◆ INSTRUCTIONS FOR THE TASK: An exact copy of every record is needed.

◆ LISTED ENTRIES:
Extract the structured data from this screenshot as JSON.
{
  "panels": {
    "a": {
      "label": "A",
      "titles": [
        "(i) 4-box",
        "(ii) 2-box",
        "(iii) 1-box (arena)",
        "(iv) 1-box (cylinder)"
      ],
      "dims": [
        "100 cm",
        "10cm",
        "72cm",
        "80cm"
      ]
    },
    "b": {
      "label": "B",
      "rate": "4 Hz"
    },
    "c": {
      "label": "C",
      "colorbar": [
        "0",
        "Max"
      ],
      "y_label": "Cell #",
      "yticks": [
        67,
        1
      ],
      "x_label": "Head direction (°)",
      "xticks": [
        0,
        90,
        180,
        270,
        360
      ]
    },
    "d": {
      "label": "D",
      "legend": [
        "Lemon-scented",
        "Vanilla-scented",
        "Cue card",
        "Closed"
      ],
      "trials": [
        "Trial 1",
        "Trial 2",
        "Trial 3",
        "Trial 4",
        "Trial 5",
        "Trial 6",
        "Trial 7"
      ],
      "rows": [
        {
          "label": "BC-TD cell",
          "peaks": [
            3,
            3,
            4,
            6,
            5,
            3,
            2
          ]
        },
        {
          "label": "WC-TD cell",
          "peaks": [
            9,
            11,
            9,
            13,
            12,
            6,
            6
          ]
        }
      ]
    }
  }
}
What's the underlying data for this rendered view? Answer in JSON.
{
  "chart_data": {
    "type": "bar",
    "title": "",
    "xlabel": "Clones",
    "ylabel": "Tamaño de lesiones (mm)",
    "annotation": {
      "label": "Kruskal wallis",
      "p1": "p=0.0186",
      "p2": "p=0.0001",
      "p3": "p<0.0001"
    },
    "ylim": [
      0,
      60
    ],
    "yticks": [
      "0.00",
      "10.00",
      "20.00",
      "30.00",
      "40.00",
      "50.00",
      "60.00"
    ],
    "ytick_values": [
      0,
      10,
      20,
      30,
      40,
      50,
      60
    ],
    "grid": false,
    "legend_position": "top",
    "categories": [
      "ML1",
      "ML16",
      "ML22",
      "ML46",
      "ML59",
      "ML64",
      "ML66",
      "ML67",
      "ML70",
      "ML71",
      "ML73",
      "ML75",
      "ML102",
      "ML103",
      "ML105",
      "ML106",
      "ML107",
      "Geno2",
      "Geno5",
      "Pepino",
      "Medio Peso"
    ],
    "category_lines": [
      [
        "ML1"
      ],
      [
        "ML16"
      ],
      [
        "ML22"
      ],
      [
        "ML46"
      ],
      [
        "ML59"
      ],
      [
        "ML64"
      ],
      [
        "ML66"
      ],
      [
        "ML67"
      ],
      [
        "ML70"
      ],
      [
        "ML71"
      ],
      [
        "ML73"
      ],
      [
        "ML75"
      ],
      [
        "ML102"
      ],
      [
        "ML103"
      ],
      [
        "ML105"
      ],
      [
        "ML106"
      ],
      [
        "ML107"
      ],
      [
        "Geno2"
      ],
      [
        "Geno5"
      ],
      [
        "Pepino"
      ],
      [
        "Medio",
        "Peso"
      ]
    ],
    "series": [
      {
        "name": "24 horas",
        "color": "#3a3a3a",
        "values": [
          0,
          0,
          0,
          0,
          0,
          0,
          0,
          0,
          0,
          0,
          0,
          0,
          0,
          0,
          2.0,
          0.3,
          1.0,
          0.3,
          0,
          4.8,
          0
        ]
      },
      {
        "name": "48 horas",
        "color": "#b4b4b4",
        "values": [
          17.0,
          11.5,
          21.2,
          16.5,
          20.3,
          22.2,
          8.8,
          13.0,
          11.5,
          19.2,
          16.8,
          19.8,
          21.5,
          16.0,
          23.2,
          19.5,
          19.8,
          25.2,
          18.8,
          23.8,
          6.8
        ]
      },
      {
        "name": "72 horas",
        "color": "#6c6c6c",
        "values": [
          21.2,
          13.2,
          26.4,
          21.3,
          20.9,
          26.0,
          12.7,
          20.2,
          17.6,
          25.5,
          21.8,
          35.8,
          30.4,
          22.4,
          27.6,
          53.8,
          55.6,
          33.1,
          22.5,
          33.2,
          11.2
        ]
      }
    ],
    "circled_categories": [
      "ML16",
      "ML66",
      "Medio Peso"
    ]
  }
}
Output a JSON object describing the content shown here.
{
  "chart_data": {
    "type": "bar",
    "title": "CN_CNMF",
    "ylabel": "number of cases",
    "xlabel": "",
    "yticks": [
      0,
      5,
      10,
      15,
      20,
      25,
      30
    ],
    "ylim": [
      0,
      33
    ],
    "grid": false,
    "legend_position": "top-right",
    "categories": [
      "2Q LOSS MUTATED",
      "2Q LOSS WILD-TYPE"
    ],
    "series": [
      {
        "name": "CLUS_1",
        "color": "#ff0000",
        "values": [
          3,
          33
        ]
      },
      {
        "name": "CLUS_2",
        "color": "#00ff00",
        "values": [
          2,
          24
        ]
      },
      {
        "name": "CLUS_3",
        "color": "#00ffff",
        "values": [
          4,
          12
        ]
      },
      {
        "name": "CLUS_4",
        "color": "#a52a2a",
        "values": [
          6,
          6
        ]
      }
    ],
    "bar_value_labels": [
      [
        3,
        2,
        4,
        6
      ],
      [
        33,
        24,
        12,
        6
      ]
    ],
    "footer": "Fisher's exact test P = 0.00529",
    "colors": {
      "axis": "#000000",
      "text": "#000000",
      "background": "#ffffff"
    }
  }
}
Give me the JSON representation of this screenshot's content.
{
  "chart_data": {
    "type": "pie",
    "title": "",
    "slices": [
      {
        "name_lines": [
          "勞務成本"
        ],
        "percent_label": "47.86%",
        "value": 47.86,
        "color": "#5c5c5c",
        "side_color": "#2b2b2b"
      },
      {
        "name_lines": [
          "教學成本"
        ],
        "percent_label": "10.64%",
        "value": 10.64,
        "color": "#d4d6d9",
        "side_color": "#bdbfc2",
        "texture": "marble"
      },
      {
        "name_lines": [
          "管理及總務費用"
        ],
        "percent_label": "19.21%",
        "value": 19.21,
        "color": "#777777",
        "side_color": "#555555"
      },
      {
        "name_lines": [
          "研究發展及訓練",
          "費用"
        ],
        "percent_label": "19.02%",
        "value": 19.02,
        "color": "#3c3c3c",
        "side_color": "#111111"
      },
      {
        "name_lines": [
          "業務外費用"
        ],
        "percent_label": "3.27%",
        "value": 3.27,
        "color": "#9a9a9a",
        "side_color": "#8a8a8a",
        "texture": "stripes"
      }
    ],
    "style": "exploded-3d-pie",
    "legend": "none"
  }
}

◆ COMPLETED TASK:
Extract the structured data from this screenshot as JSON.
{
  "panels": {
    "a": {
      "label": "A",
      "titles": [
        "(i) 4-box",
        "(ii) 2-box",
        "(iii) 1-box (arena)",
        "(iv) 1-box (cylinder)"
      ],
      "dims": [
        "100 cm",
        "10cm",
        "72cm",
        "80cm"
      ]
    },
    "b": {
      "label": "B",
      "rate": "4 Hz"
    },
    "c": {
      "label": "C",
      "colorbar": [
        "0",
        "Max"
      ],
      "y_label": "Cell #",
      "yticks": [
        67,
        1
      ],
      "x_label": "Head direction (°)",
      "xticks": [
        0,
        90,
        180,
        270,
        360
      ]
    },
    "d": {
      "label": "D",
      "legend": [
        "Lemon-scented",
        "Vanilla-scented",
        "Cue card",
        "Closed"
      ],
      "trials": [
        "Trial 1",
        "Trial 2",
        "Trial 3",
        "Trial 4",
        "Trial 5",
        "Trial 6",
        "Trial 7"
      ],
      "rows": [
        {
          "label": "BC-TD cell",
          "peaks": [
            3,
            3,
            4,
            6,
            5,
            3,
            2
          ]
        },
        {
          "label": "WC-TD cell",
          "peaks": [
            9,
            11,
            9,
            13,
            12,
            6,
            6
          ]
        }
      ]
    }
  }
}
What's the underlying data for this rendered view? Answer in JSON.
{
  "chart_data": {
    "type": "bar",
    "title": "",
    "xlabel": "Clones",
    "ylabel": "Tamaño de lesiones (mm)",
    "annotation": {
      "label": "Kruskal wallis",
      "p1": "p=0.0186",
      "p2": "p=0.0001",
      "p3": "p<0.0001"
    },
    "ylim": [
      0,
      60
    ],
    "yticks": [
      "0.00",
      "10.00",
      "20.00",
      "30.00",
      "40.00",
      "50.00",
      "60.00"
    ],
    "ytick_values": [
      0,
      10,
      20,
      30,
      40,
      50,
      60
    ],
    "grid": false,
    "legend_position": "top",
    "categories": [
      "ML1",
      "ML16",
      "ML22",
      "ML46",
      "ML59",
      "ML64",
      "ML66",
      "ML67",
      "ML70",
      "ML71",
      "ML73",
      "ML75",
      "ML102",
      "ML103",
      "ML105",
      "ML106",
      "ML107",
      "Geno2",
      "Geno5",
      "Pepino",
      "Medio Peso"
    ],
    "category_lines": [
      [
        "ML1"
      ],
      [
        "ML16"
      ],
      [
        "ML22"
      ],
      [
        "ML46"
      ],
      [
        "ML59"
      ],
      [
        "ML64"
      ],
      [
        "ML66"
      ],
      [
        "ML67"
      ],
      [
        "ML70"
      ],
      [
        "ML71"
      ],
      [
        "ML73"
      ],
      [
        "ML75"
      ],
      [
        "ML102"
      ],
      [
        "ML103"
      ],
      [
        "ML105"
      ],
      [
        "ML106"
      ],
      [
        "ML107"
      ],
      [
        "Geno2"
      ],
      [
        "Geno5"
      ],
      [
        "Pepino"
      ],
      [
        "Medio",
        "Peso"
      ]
    ],
    "series": [
      {
        "name": "24 horas",
        "color": "#3a3a3a",
        "values": [
          0,
          0,
          0,
          0,
          0,
          0,
          0,
          0,
          0,
          0,
          0,
          0,
          0,
          0,
          2.0,
          0.3,
          1.0,
          0.3,
          0,
          4.8,
          0
        ]
      },
      {
        "name": "48 horas",
        "color": "#b4b4b4",
        "values": [
          17.0,
          11.5,
          21.2,
          16.5,
          20.3,
          22.2,
          8.8,
          13.0,
          11.5,
          19.2,
          16.8,
          19.8,
          21.5,
          16.0,
          23.2,
          19.5,
          19.8,
          25.2,
          18.8,
          23.8,
          6.8
        ]
      },
      {
        "name": "72 horas",
        "color": "#6c6c6c",
        "values": [
          21.2,
          13.2,
          26.4,
          21.3,
          20.9,
          26.0,
          12.7,
          20.2,
          17.6,
          25.5,
          21.8,
          35.8,
          30.4,
          22.4,
          27.6,
          53.8,
          55.6,
          33.1,
          22.5,
          33.2,
          11.2
        ]
      }
    ],
    "circled_categories": [
      "ML16",
      "ML66",
      "Medio Peso"
    ]
  }
}
Output a JSON object describing the content shown here.
{
  "chart_data": {
    "type": "bar",
    "title": "CN_CNMF",
    "ylabel": "number of cases",
    "xlabel": "",
    "yticks": [
      0,
      5,
      10,
      15,
      20,
      25,
      30
    ],
    "ylim": [
      0,
      33
    ],
    "grid": false,
    "legend_position": "top-right",
    "categories": [
      "2Q LOSS MUTATED",
      "2Q LOSS WILD-TYPE"
    ],
    "series": [
      {
        "name": "CLUS_1",
        "color": "#ff0000",
        "values": [
          3,
          33
        ]
      },
      {
        "name": "CLUS_2",
        "color": "#00ff00",
        "values": [
          2,
          24
        ]
      },
      {
        "name": "CLUS_3",
        "color": "#00ffff",
        "values": [
          4,
          12
        ]
      },
      {
        "name": "CLUS_4",
        "color": "#a52a2a",
        "values": [
          6,
          6
        ]
      }
    ],
    "bar_value_labels": [
      [
        3,
        2,
        4,
        6
      ],
      [
        33,
        24,
        12,
        6
      ]
    ],
    "footer": "Fisher's exact test P = 0.00529",
    "colors": {
      "axis": "#000000",
      "text": "#000000",
      "background": "#ffffff"
    }
  }
}
Give me the JSON representation of this screenshot's content.
{
  "chart_data": {
    "type": "pie",
    "title": "",
    "slices": [
      {
        "name_lines": [
          "勞務成本"
        ],
        "percent_label": "47.86%",
        "value": 47.86,
        "color": "#5c5c5c",
        "side_color": "#2b2b2b"
      },
      {
        "name_lines": [
          "教學成本"
        ],
        "percent_label": "10.64%",
        "value": 10.64,
        "color": "#d4d6d9",
        "side_color": "#bdbfc2",
        "texture": "marble"
      },
      {
        "name_lines": [
          "管理及總務費用"
        ],
        "percent_label": "19.21%",
        "value": 19.21,
        "color": "#777777",
        "side_color": "#555555"
      },
      {
        "name_lines": [
          "研究發展及訓練",
          "費用"
        ],
        "percent_label": "19.02%",
        "value": 19.02,
        "color": "#3c3c3c",
        "side_color": "#111111"
      },
      {
        "name_lines": [
          "業務外費用"
        ],
        "percent_label": "3.27%",
        "value": 3.27,
        "color": "#9a9a9a",
        "side_color": "#8a8a8a",
        "texture": "stripes"
      }
    ],
    "style": "exploded-3d-pie",
    "legend": "none"
  }
}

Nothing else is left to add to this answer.